* _Set task_
Reproduce each line exactly, including spacing and punctuation.

* _Exercise data_
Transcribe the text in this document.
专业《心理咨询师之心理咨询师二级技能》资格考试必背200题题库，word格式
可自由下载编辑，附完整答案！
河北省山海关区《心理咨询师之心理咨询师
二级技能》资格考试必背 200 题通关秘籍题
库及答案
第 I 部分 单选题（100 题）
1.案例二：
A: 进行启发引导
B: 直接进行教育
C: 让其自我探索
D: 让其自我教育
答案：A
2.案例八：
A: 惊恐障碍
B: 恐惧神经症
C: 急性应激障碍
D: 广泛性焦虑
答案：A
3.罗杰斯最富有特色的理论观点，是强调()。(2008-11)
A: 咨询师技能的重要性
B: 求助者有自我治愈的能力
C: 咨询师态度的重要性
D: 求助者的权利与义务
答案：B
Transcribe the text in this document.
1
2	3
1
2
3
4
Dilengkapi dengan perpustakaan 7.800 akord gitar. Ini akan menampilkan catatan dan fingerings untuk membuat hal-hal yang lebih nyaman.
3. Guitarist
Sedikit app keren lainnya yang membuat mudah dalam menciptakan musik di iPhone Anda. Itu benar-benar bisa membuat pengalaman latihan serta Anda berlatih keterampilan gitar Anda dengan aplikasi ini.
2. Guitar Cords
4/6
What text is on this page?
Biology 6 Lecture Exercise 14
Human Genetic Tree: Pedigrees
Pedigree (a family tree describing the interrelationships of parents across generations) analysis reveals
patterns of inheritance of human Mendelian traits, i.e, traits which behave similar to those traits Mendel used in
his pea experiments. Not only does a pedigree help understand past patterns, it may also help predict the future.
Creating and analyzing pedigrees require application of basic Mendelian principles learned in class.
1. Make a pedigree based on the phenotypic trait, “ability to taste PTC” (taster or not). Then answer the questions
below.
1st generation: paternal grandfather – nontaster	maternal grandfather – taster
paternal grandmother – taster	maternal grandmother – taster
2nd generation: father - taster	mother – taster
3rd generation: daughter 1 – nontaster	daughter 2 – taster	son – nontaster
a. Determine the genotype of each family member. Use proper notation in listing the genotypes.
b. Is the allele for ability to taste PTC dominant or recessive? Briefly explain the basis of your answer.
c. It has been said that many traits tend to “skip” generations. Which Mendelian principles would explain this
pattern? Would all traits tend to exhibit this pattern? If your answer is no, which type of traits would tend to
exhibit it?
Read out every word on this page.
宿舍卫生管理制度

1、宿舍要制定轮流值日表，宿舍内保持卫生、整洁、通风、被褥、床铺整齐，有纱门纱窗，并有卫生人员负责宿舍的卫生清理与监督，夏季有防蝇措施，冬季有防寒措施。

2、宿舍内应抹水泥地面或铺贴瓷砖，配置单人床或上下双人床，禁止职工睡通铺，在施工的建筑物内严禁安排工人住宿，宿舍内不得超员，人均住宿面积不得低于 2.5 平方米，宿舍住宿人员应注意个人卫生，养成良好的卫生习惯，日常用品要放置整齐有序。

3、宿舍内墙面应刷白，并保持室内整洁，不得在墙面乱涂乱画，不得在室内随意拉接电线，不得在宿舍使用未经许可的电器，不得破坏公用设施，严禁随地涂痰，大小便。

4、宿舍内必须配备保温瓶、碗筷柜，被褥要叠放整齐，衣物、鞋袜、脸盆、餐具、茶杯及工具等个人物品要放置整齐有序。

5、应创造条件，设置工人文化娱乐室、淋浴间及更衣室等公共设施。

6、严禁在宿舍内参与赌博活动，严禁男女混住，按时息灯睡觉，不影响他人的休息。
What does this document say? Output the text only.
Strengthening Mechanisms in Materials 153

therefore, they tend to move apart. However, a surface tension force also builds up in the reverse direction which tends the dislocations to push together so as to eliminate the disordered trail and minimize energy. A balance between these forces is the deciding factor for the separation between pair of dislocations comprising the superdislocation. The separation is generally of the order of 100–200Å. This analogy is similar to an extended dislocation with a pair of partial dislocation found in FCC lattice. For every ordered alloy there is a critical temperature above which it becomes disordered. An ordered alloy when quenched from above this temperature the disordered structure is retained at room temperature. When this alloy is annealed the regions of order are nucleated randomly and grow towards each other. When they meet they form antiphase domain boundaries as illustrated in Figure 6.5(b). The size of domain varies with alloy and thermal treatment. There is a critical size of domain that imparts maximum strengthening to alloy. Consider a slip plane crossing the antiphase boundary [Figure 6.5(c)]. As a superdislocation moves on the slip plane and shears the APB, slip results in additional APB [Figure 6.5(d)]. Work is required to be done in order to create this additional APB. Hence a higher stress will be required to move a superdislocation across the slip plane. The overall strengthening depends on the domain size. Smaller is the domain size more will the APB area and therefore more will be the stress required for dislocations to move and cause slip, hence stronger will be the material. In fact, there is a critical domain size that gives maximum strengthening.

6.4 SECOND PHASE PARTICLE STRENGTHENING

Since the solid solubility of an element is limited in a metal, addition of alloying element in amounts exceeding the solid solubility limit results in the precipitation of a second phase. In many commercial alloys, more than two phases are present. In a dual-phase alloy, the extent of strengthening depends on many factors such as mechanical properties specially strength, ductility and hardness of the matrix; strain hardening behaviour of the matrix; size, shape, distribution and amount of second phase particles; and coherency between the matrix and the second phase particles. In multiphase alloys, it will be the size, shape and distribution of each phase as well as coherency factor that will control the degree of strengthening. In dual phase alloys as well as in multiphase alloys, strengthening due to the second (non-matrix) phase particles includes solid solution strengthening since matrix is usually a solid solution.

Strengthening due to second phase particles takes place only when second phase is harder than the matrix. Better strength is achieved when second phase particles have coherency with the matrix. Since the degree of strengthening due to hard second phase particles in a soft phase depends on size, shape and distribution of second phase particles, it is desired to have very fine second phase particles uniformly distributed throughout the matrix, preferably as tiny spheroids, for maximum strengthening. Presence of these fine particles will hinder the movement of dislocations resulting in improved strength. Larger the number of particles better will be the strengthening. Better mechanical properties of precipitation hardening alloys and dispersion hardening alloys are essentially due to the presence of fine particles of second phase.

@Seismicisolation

* _Task answer_
Transcribe the text in this document.
专业《心理咨询师之心理咨询师二级技能》资格考试必背200题题库，word格式
可自由下载编辑，附完整答案！
河北省山海关区《心理咨询师之心理咨询师
二级技能》资格考试必背 200 题通关秘籍题
库及答案
第 I 部分 单选题（100 题）
1.案例二：
A: 进行启发引导
B: 直接进行教育
C: 让其自我探索
D: 让其自我教育
答案：A
2.案例八：
A: 惊恐障碍
B: 恐惧神经症
C: 急性应激障碍
D: 广泛性焦虑
答案：A
3.罗杰斯最富有特色的理论观点，是强调()。(2008-11)
A: 咨询师技能的重要性
B: 求助者有自我治愈的能力
C: 咨询师态度的重要性
D: 求助者的权利与义务
答案：B
Transcribe the text in this document.
1
2	3
1
2
3
4
Dilengkapi dengan perpustakaan 7.800 akord gitar. Ini akan menampilkan catatan dan fingerings untuk membuat hal-hal yang lebih nyaman.
3. Guitarist
Sedikit app keren lainnya yang membuat mudah dalam menciptakan musik di iPhone Anda. Itu benar-benar bisa membuat pengalaman latihan serta Anda berlatih keterampilan gitar Anda dengan aplikasi ini.
2. Guitar Cords
4/6
What text is on this page?
Biology 6 Lecture Exercise 14
Human Genetic Tree: Pedigrees
Pedigree (a family tree describing the interrelationships of parents across generations) analysis reveals
patterns of inheritance of human Mendelian traits, i.e, traits which behave similar to those traits Mendel used in
his pea experiments. Not only does a pedigree help understand past patterns, it may also help predict the future.
Creating and analyzing pedigrees require application of basic Mendelian principles learned in class.
1. Make a pedigree based on the phenotypic trait, “ability to taste PTC” (taster or not). Then answer the questions
below.
1st generation: paternal grandfather – nontaster	maternal grandfather – taster
paternal grandmother – taster	maternal grandmother – taster
2nd generation: father - taster	mother – taster
3rd generation: daughter 1 – nontaster	daughter 2 – taster	son – nontaster
a. Determine the genotype of each family member. Use proper notation in listing the genotypes.
b. Is the allele for ability to taste PTC dominant or recessive? Briefly explain the basis of your answer.
c. It has been said that many traits tend to “skip” generations. Which Mendelian principles would explain this
pattern? Would all traits tend to exhibit this pattern? If your answer is no, which type of traits would tend to
exhibit it?
Read out every word on this page.
宿舍卫生管理制度

1、宿舍要制定轮流值日表，宿舍内保持卫生、整洁、通风、被褥、床铺整齐，有纱门纱窗，并有卫生人员负责宿舍的卫生清理与监督，夏季有防蝇措施，冬季有防寒措施。

2、宿舍内应抹水泥地面或铺贴瓷砖，配置单人床或上下双人床，禁止职工睡通铺，在施工的建筑物内严禁安排工人住宿，宿舍内不得超员，人均住宿面积不得低于 2.5 平方米，宿舍住宿人员应注意个人卫生，养成良好的卫生习惯，日常用品要放置整齐有序。

3、宿舍内墙面应刷白，并保持室内整洁，不得在墙面乱涂乱画，不得在室内随意拉接电线，不得在宿舍使用未经许可的电器，不得破坏公用设施，严禁随地涂痰，大小便。

4、宿舍内必须配备保温瓶、碗筷柜，被褥要叠放整齐，衣物、鞋袜、脸盆、餐具、茶杯及工具等个人物品要放置整齐有序。

5、应创造条件，设置工人文化娱乐室、淋浴间及更衣室等公共设施。

6、严禁在宿舍内参与赌博活动，严禁男女混住，按时息灯睡觉，不影响他人的休息。
What does this document say? Output the text only.
Strengthening Mechanisms in Materials 153

therefore, they tend to move apart. However, a surface tension force also builds up in the reverse direction which tends the dislocations to push together so as to eliminate the disordered trail and minimize energy. A balance between these forces is the deciding factor for the separation between pair of dislocations comprising the superdislocation. The separation is generally of the order of 100–200Å. This analogy is similar to an extended dislocation with a pair of partial dislocation found in FCC lattice. For every ordered alloy there is a critical temperature above which it becomes disordered. An ordered alloy when quenched from above this temperature the disordered structure is retained at room temperature. When this alloy is annealed the regions of order are nucleated randomly and grow towards each other. When they meet they form antiphase domain boundaries as illustrated in Figure 6.5(b). The size of domain varies with alloy and thermal treatment. There is a critical size of domain that imparts maximum strengthening to alloy. Consider a slip plane crossing the antiphase boundary [Figure 6.5(c)]. As a superdislocation moves on the slip plane and shears the APB, slip results in additional APB [Figure 6.5(d)]. Work is required to be done in order to create this additional APB. Hence a higher stress will be required to move a superdislocation across the slip plane. The overall strengthening depends on the domain size. Smaller is the domain size more will the APB area and therefore more will be the stress required for dislocations to move and cause slip, hence stronger will be the material. In fact, there is a critical domain size that gives maximum strengthening.

6.4 SECOND PHASE PARTICLE STRENGTHENING

Since the solid solubility of an element is limited in a metal, addition of alloying element in amounts exceeding the solid solubility limit results in the precipitation of a second phase. In many commercial alloys, more than two phases are present. In a dual-phase alloy, the extent of strengthening depends on many factors such as mechanical properties specially strength, ductility and hardness of the matrix; strain hardening behaviour of the matrix; size, shape, distribution and amount of second phase particles; and coherency between the matrix and the second phase particles. In multiphase alloys, it will be the size, shape and distribution of each phase as well as coherency factor that will control the degree of strengthening. In dual phase alloys as well as in multiphase alloys, strengthening due to the second (non-matrix) phase particles includes solid solution strengthening since matrix is usually a solid solution.

Strengthening due to second phase particles takes place only when second phase is harder than the matrix. Better strength is achieved when second phase particles have coherency with the matrix. Since the degree of strengthening due to hard second phase particles in a soft phase depends on size, shape and distribution of second phase particles, it is desired to have very fine second phase particles uniformly distributed throughout the matrix, preferably as tiny spheroids, for maximum strengthening. Presence of these fine particles will hinder the movement of dislocations resulting in improved strength. Larger the number of particles better will be the strengthening. Better mechanical properties of precipitation hardening alloys and dispersion hardening alloys are essentially due to the presence of fine particles of second phase.

@Seismicisolation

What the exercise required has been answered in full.